** WHAT YOU ARE ASKED TO DO **
Every entry below should be transcribed exactly; pictures stay out of the copy.

** DATA **
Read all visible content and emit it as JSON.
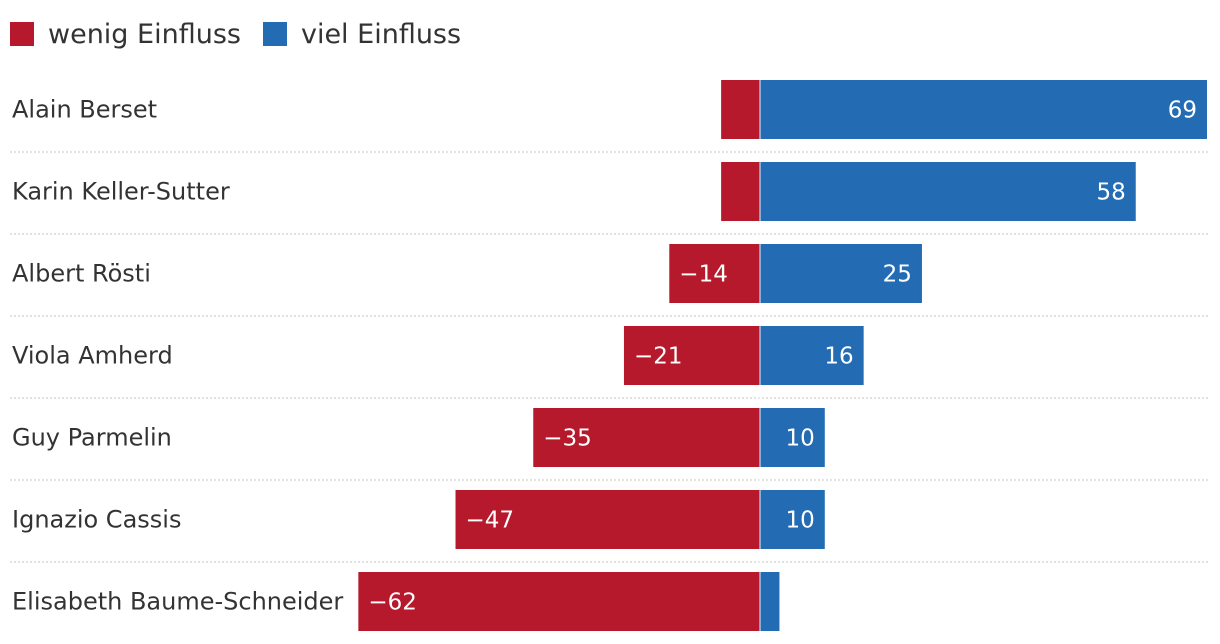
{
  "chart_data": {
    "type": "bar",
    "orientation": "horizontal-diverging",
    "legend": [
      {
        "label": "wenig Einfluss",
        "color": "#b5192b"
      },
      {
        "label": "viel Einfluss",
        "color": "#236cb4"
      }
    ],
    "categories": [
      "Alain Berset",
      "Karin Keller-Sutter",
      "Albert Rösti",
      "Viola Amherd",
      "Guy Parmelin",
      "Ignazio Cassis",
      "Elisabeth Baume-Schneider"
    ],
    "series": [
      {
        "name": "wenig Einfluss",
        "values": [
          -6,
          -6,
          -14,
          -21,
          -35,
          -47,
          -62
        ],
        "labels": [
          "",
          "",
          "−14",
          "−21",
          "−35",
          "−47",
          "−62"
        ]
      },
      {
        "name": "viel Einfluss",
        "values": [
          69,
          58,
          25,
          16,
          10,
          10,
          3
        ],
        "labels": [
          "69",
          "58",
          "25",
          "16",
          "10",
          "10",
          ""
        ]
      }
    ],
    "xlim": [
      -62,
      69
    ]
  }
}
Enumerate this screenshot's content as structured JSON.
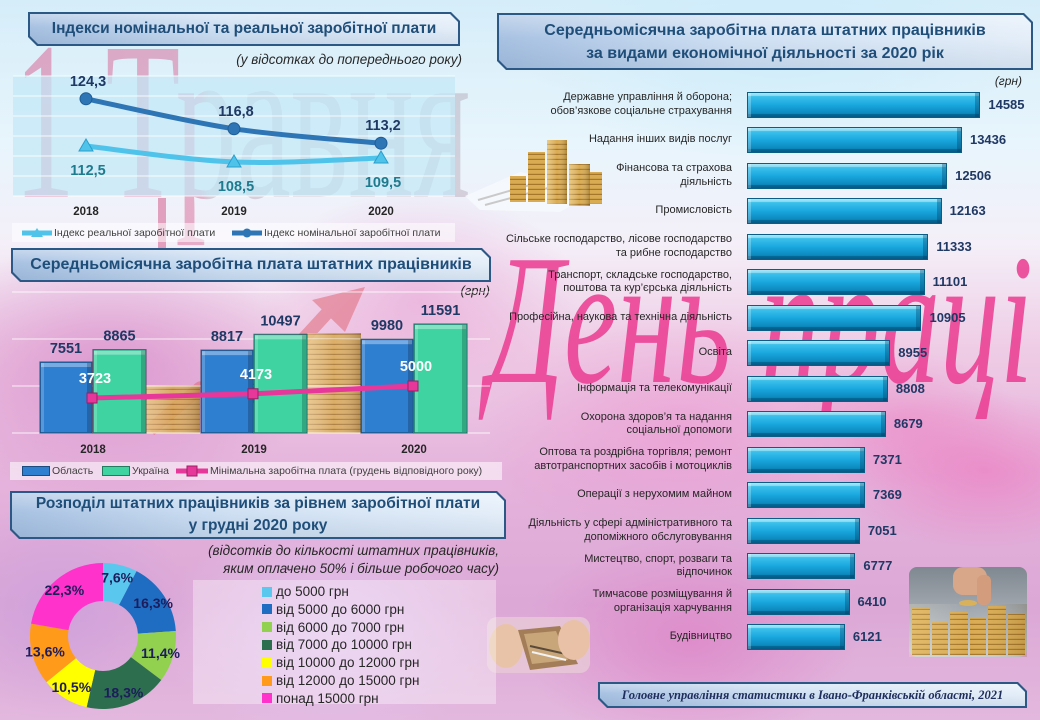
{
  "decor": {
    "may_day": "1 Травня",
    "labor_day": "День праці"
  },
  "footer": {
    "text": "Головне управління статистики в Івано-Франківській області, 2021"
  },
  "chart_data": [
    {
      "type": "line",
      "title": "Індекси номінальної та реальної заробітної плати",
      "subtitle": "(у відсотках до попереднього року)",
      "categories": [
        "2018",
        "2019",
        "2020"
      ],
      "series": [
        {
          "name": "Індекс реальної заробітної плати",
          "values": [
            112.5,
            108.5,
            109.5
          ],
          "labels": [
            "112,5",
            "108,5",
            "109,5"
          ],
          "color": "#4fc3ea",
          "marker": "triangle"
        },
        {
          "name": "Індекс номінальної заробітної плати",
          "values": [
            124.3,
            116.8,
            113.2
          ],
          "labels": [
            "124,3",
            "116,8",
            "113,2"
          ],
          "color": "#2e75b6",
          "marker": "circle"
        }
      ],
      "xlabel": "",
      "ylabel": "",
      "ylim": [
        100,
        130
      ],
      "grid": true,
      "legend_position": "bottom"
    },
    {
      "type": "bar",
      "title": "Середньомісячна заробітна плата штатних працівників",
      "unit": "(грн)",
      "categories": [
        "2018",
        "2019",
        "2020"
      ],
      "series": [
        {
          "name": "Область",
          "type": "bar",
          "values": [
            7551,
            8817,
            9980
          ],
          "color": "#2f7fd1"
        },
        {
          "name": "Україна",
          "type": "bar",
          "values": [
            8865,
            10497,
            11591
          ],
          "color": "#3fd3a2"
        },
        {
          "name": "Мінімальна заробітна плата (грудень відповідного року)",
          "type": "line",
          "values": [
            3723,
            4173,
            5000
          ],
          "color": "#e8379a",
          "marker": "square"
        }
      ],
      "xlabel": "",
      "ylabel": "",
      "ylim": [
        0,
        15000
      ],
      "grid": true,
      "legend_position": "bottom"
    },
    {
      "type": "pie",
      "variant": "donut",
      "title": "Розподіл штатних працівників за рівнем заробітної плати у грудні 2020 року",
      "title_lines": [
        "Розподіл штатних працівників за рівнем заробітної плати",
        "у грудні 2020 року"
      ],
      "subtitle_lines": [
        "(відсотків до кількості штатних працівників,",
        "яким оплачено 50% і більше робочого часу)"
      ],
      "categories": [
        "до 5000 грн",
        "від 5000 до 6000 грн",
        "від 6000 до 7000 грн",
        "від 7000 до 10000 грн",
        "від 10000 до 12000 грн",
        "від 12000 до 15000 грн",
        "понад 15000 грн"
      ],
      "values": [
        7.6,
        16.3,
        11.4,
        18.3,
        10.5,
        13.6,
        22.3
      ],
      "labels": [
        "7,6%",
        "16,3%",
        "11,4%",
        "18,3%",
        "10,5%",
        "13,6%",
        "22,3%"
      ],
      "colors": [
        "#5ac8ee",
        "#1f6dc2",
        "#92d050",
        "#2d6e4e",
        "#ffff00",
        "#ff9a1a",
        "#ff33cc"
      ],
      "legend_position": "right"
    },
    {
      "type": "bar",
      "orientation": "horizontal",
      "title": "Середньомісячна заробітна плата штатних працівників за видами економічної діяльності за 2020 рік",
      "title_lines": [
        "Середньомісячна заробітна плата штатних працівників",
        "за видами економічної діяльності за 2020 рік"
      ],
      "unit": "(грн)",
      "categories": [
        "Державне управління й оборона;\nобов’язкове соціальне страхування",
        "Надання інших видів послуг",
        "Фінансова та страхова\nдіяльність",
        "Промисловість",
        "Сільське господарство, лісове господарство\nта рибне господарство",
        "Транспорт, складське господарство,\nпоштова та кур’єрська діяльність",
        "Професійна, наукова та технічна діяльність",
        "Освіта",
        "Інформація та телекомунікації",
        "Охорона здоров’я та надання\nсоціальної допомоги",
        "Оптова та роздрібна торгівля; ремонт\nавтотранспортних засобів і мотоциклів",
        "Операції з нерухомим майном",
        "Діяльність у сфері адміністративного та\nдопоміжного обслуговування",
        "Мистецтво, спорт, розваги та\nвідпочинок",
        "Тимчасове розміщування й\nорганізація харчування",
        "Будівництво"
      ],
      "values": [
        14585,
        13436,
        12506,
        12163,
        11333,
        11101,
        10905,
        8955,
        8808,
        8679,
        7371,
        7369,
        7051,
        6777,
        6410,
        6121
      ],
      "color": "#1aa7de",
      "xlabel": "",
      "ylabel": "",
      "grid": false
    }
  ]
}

** ANSWER TO THE EXERCISE **
Read all visible content and emit it as JSON.
{
  "chart_data": {
    "type": "bar",
    "orientation": "horizontal-diverging",
    "legend": [
      {
        "label": "wenig Einfluss",
        "color": "#b5192b"
      },
      {
        "label": "viel Einfluss",
        "color": "#236cb4"
      }
    ],
    "categories": [
      "Alain Berset",
      "Karin Keller-Sutter",
      "Albert Rösti",
      "Viola Amherd",
      "Guy Parmelin",
      "Ignazio Cassis",
      "Elisabeth Baume-Schneider"
    ],
    "series": [
      {
        "name": "wenig Einfluss",
        "values": [
          -6,
          -6,
          -14,
          -21,
          -35,
          -47,
          -62
        ],
        "labels": [
          "",
          "",
          "−14",
          "−21",
          "−35",
          "−47",
          "−62"
        ]
      },
      {
        "name": "viel Einfluss",
        "values": [
          69,
          58,
          25,
          16,
          10,
          10,
          3
        ],
        "labels": [
          "69",
          "58",
          "25",
          "16",
          "10",
          "10",
          ""
        ]
      }
    ],
    "xlim": [
      -62,
      69
    ]
  }
}
Enumerate this screenshot's content as structured JSON.
{
  "decor": {
    "may_day": "1 Травня",
    "labor_day": "День праці"
  },
  "footer": {
    "text": "Головне управління статистики в Івано-Франківській області, 2021"
  },
  "chart_data": [
    {
      "type": "line",
      "title": "Індекси номінальної та реальної заробітної плати",
      "subtitle": "(у відсотках до попереднього року)",
      "categories": [
        "2018",
        "2019",
        "2020"
      ],
      "series": [
        {
          "name": "Індекс реальної заробітної плати",
          "values": [
            112.5,
            108.5,
            109.5
          ],
          "labels": [
            "112,5",
            "108,5",
            "109,5"
          ],
          "color": "#4fc3ea",
          "marker": "triangle"
        },
        {
          "name": "Індекс номінальної заробітної плати",
          "values": [
            124.3,
            116.8,
            113.2
          ],
          "labels": [
            "124,3",
            "116,8",
            "113,2"
          ],
          "color": "#2e75b6",
          "marker": "circle"
        }
      ],
      "xlabel": "",
      "ylabel": "",
      "ylim": [
        100,
        130
      ],
      "grid": true,
      "legend_position": "bottom"
    },
    {
      "type": "bar",
      "title": "Середньомісячна заробітна плата штатних працівників",
      "unit": "(грн)",
      "categories": [
        "2018",
        "2019",
        "2020"
      ],
      "series": [
        {
          "name": "Область",
          "type": "bar",
          "values": [
            7551,
            8817,
            9980
          ],
          "color": "#2f7fd1"
        },
        {
          "name": "Україна",
          "type": "bar",
          "values": [
            8865,
            10497,
            11591
          ],
          "color": "#3fd3a2"
        },
        {
          "name": "Мінімальна заробітна плата (грудень відповідного року)",
          "type": "line",
          "values": [
            3723,
            4173,
            5000
          ],
          "color": "#e8379a",
          "marker": "square"
        }
      ],
      "xlabel": "",
      "ylabel": "",
      "ylim": [
        0,
        15000
      ],
      "grid": true,
      "legend_position": "bottom"
    },
    {
      "type": "pie",
      "variant": "donut",
      "title": "Розподіл штатних працівників за рівнем заробітної плати у грудні 2020 року",
      "title_lines": [
        "Розподіл штатних працівників за рівнем заробітної плати",
        "у грудні 2020 року"
      ],
      "subtitle_lines": [
        "(відсотків до кількості штатних працівників,",
        "яким оплачено 50% і більше робочого часу)"
      ],
      "categories": [
        "до 5000 грн",
        "від 5000 до 6000 грн",
        "від 6000 до 7000 грн",
        "від 7000 до 10000 грн",
        "від 10000 до 12000 грн",
        "від 12000 до 15000 грн",
        "понад 15000 грн"
      ],
      "values": [
        7.6,
        16.3,
        11.4,
        18.3,
        10.5,
        13.6,
        22.3
      ],
      "labels": [
        "7,6%",
        "16,3%",
        "11,4%",
        "18,3%",
        "10,5%",
        "13,6%",
        "22,3%"
      ],
      "colors": [
        "#5ac8ee",
        "#1f6dc2",
        "#92d050",
        "#2d6e4e",
        "#ffff00",
        "#ff9a1a",
        "#ff33cc"
      ],
      "legend_position": "right"
    },
    {
      "type": "bar",
      "orientation": "horizontal",
      "title": "Середньомісячна заробітна плата штатних працівників за видами економічної діяльності за 2020 рік",
      "title_lines": [
        "Середньомісячна заробітна плата штатних працівників",
        "за видами економічної діяльності за 2020 рік"
      ],
      "unit": "(грн)",
      "categories": [
        "Державне управління й оборона;\nобов’язкове соціальне страхування",
        "Надання інших видів послуг",
        "Фінансова та страхова\nдіяльність",
        "Промисловість",
        "Сільське господарство, лісове господарство\nта рибне господарство",
        "Транспорт, складське господарство,\nпоштова та кур’єрська діяльність",
        "Професійна, наукова та технічна діяльність",
        "Освіта",
        "Інформація та телекомунікації",
        "Охорона здоров’я та надання\nсоціальної допомоги",
        "Оптова та роздрібна торгівля; ремонт\nавтотранспортних засобів і мотоциклів",
        "Операції з нерухомим майном",
        "Діяльність у сфері адміністративного та\nдопоміжного обслуговування",
        "Мистецтво, спорт, розваги та\nвідпочинок",
        "Тимчасове розміщування й\nорганізація харчування",
        "Будівництво"
      ],
      "values": [
        14585,
        13436,
        12506,
        12163,
        11333,
        11101,
        10905,
        8955,
        8808,
        8679,
        7371,
        7369,
        7051,
        6777,
        6410,
        6121
      ],
      "color": "#1aa7de",
      "xlabel": "",
      "ylabel": "",
      "grid": false
    }
  ]
}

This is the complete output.